Output word for word the lines from the one with "What data populates this chart?" to the final line of the data, both ends included, but skip the pictures.

|---|

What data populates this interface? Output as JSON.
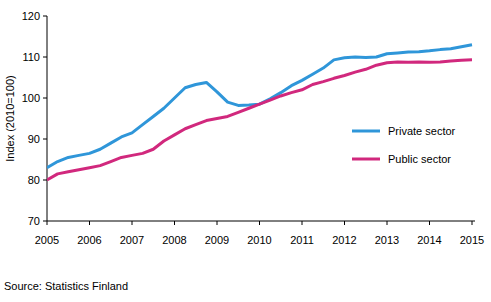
{
  "chart_data": {
    "type": "line",
    "y_label": "Index (2010=100)",
    "source": "Source: Statistics Finland",
    "categories": [
      "2005",
      null,
      null,
      null,
      "2006",
      null,
      null,
      null,
      "2007",
      null,
      null,
      null,
      "2008",
      null,
      null,
      null,
      "2009",
      null,
      null,
      null,
      "2010",
      null,
      null,
      null,
      "2011",
      null,
      null,
      null,
      "2012",
      null,
      null,
      null,
      "2013",
      null,
      null,
      null,
      "2014",
      null,
      null,
      null,
      "2015"
    ],
    "series": [
      {
        "name": "Private sector",
        "color": "#2f96d9",
        "values": [
          83,
          84.5,
          85.5,
          86,
          86.5,
          87.5,
          89,
          90.5,
          91.5,
          93.5,
          95.5,
          97.5,
          100,
          102.5,
          103.3,
          103.8,
          101.5,
          99,
          98.2,
          98.3,
          98.5,
          99.8,
          101.3,
          103,
          104.3,
          105.8,
          107.3,
          109.3,
          109.8,
          110,
          109.9,
          110,
          110.8,
          111,
          111.2,
          111.3,
          111.5,
          111.8,
          112,
          112.5,
          113
        ]
      },
      {
        "name": "Public sector",
        "color": "#d1287d",
        "values": [
          80,
          81.5,
          82,
          82.5,
          83,
          83.5,
          84.5,
          85.5,
          86,
          86.5,
          87.5,
          89.5,
          91,
          92.5,
          93.5,
          94.5,
          95,
          95.5,
          96.5,
          97.5,
          98.5,
          99.5,
          100.5,
          101.3,
          102,
          103.3,
          104,
          104.8,
          105.5,
          106.3,
          107,
          108,
          108.6,
          108.8,
          108.7,
          108.8,
          108.7,
          108.8,
          109,
          109.2,
          109.3
        ]
      }
    ],
    "ylim": [
      70,
      120
    ],
    "yticks": [
      70,
      80,
      90,
      100,
      110,
      120
    ],
    "grid": false,
    "legend": "right"
  }
}
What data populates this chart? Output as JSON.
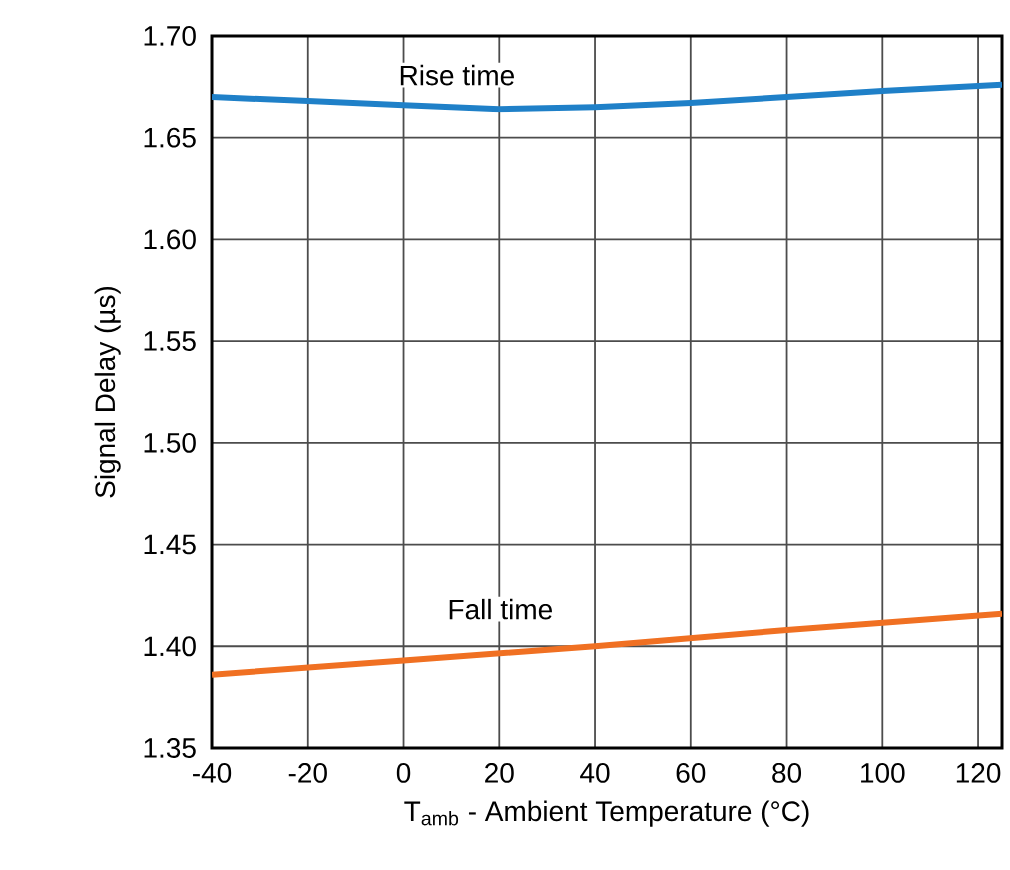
{
  "chart_data": {
    "type": "line",
    "xlabel": "T$_{amb}$ - Ambient Temperature (°C)",
    "ylabel": "Signal Delay (µs)",
    "xlim": [
      -40,
      125
    ],
    "xticks": [
      -40,
      -20,
      0,
      20,
      40,
      60,
      80,
      100,
      120
    ],
    "ylim": [
      1.35,
      1.7
    ],
    "yticks": [
      1.35,
      {
        "value": 1.4,
        "label": "1.40"
      },
      1.45,
      {
        "value": 1.5,
        "label": "1.50"
      },
      1.55,
      {
        "value": 1.6,
        "label": "1.60"
      },
      1.65,
      {
        "value": 1.7,
        "label": "1.70"
      }
    ],
    "grid": true,
    "marker": "none",
    "line_style": "solid",
    "series": [
      {
        "color": "#1f80c8",
        "x": [
          -40,
          -20,
          0,
          20,
          40,
          60,
          80,
          100,
          125
        ],
        "values": [
          1.67,
          1.668,
          1.666,
          1.664,
          1.665,
          1.667,
          1.67,
          1.673,
          1.676
        ]
      },
      {
        "color": "#f07022",
        "x": [
          -40,
          0,
          40,
          80,
          125
        ],
        "values": [
          1.386,
          1.393,
          1.4,
          1.408,
          1.416
        ]
      }
    ],
    "annotations": [
      "Rise time",
      "Fall time"
    ]
  }
}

|---|

[Complete answer]:
What data populates this chart? Output as JSON.
{
  "chart_data": {
    "type": "line",
    "xlabel": "T$_{amb}$ - Ambient Temperature (°C)",
    "ylabel": "Signal Delay (µs)",
    "xlim": [
      -40,
      125
    ],
    "xticks": [
      -40,
      -20,
      0,
      20,
      40,
      60,
      80,
      100,
      120
    ],
    "ylim": [
      1.35,
      1.7
    ],
    "yticks": [
      1.35,
      {
        "value": 1.4,
        "label": "1.40"
      },
      1.45,
      {
        "value": 1.5,
        "label": "1.50"
      },
      1.55,
      {
        "value": 1.6,
        "label": "1.60"
      },
      1.65,
      {
        "value": 1.7,
        "label": "1.70"
      }
    ],
    "grid": true,
    "marker": "none",
    "line_style": "solid",
    "series": [
      {
        "color": "#1f80c8",
        "x": [
          -40,
          -20,
          0,
          20,
          40,
          60,
          80,
          100,
          125
        ],
        "values": [
          1.67,
          1.668,
          1.666,
          1.664,
          1.665,
          1.667,
          1.67,
          1.673,
          1.676
        ]
      },
      {
        "color": "#f07022",
        "x": [
          -40,
          0,
          40,
          80,
          125
        ],
        "values": [
          1.386,
          1.393,
          1.4,
          1.408,
          1.416
        ]
      }
    ],
    "annotations": [
      "Rise time",
      "Fall time"
    ]
  }
}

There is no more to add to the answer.